→ **Supplied material**:
══════════

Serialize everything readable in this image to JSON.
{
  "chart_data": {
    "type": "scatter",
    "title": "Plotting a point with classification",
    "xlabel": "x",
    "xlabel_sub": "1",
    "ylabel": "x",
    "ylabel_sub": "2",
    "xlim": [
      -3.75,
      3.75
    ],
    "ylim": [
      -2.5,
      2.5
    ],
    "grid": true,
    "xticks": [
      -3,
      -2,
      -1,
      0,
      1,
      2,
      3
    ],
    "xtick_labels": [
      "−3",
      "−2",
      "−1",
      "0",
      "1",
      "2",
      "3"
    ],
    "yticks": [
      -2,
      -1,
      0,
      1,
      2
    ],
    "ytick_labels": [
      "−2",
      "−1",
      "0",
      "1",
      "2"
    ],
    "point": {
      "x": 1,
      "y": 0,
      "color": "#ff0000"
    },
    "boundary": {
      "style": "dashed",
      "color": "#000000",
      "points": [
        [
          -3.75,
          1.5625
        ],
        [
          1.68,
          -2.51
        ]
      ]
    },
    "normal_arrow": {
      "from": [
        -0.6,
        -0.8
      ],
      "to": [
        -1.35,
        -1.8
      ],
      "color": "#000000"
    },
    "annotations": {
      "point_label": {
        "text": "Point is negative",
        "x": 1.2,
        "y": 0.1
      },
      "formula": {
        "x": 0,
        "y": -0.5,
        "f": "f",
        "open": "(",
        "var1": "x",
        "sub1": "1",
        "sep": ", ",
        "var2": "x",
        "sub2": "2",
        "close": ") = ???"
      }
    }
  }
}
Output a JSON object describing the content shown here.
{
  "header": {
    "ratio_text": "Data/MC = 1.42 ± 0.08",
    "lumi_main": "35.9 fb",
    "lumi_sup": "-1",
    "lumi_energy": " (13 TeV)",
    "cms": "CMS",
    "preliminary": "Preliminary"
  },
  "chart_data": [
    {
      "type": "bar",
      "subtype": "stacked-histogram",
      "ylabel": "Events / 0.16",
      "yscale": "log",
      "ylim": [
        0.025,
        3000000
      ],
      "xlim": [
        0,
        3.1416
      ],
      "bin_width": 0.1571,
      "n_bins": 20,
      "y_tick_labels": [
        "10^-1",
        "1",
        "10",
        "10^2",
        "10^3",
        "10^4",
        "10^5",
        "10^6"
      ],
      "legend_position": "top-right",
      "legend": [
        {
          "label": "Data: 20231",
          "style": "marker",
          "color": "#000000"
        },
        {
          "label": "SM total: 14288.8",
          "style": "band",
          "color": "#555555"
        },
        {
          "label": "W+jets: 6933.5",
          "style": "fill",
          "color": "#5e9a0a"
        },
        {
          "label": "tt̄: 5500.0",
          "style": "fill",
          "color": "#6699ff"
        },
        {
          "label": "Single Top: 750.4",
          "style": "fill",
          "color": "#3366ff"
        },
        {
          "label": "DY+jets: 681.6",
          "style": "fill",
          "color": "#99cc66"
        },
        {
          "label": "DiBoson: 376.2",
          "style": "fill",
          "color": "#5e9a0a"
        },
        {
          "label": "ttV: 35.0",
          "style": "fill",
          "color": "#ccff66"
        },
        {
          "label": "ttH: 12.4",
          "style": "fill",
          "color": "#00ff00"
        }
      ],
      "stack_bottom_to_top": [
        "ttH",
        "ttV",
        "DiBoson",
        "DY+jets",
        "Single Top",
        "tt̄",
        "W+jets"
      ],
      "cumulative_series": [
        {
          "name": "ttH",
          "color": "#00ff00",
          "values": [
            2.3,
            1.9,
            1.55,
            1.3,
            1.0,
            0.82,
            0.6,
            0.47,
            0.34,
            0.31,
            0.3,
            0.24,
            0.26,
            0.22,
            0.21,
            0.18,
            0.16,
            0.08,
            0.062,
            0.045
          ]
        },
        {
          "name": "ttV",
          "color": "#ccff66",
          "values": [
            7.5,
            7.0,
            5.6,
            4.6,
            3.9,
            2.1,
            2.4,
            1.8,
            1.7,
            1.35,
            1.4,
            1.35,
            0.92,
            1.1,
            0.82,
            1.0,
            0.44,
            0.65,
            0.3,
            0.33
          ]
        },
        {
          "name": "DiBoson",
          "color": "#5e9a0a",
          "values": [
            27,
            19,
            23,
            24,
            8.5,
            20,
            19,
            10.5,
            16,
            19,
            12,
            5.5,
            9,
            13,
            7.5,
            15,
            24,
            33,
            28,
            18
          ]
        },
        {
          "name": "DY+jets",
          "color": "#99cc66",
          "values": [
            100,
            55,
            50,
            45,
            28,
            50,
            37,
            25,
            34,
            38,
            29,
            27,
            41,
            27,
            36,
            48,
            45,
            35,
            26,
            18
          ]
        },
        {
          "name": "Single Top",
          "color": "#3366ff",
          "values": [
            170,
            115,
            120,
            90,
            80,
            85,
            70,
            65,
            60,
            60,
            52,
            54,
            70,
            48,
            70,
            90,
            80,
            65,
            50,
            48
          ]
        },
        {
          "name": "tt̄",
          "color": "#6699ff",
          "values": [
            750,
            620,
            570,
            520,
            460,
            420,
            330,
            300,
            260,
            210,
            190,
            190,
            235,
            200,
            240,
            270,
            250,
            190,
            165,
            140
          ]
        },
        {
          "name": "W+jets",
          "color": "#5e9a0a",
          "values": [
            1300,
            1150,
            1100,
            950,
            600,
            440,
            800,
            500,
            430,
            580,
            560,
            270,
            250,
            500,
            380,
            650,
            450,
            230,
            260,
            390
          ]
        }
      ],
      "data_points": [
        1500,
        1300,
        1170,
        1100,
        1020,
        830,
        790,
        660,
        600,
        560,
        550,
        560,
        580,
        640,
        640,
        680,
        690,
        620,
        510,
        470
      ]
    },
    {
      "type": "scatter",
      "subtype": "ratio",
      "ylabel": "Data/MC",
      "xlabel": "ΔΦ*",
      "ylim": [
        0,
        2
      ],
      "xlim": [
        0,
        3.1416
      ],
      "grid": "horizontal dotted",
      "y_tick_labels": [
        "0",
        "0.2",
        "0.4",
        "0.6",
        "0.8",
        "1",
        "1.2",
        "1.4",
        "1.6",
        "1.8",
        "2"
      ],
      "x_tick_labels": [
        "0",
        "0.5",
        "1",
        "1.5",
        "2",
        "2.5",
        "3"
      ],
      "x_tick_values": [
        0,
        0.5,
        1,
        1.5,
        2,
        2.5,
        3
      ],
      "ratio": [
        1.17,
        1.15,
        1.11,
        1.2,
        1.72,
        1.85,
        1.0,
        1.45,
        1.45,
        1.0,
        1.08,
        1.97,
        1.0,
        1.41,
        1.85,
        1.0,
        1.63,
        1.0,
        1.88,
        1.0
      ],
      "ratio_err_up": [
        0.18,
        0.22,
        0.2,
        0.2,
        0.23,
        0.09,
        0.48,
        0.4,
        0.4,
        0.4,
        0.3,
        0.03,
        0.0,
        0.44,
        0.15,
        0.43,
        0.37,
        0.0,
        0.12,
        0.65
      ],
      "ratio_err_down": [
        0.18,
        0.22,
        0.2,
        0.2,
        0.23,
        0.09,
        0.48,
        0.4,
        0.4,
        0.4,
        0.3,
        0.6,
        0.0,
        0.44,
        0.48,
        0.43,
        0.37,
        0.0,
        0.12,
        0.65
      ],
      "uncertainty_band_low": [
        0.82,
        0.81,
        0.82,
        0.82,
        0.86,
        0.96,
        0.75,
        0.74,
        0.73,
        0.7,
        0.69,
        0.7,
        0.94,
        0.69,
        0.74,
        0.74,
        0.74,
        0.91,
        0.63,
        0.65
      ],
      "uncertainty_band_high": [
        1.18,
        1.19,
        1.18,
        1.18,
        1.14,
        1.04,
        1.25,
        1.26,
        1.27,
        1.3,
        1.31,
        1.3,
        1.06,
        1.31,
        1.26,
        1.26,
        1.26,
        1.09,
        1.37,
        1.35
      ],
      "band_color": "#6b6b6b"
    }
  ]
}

══════════

→ **Given request**:
Show each line holding the word "DiBoson".

→ **Written answer**:
          "label": "DiBoson: 376.2",
        "DiBoson",
          "name": "DiBoson",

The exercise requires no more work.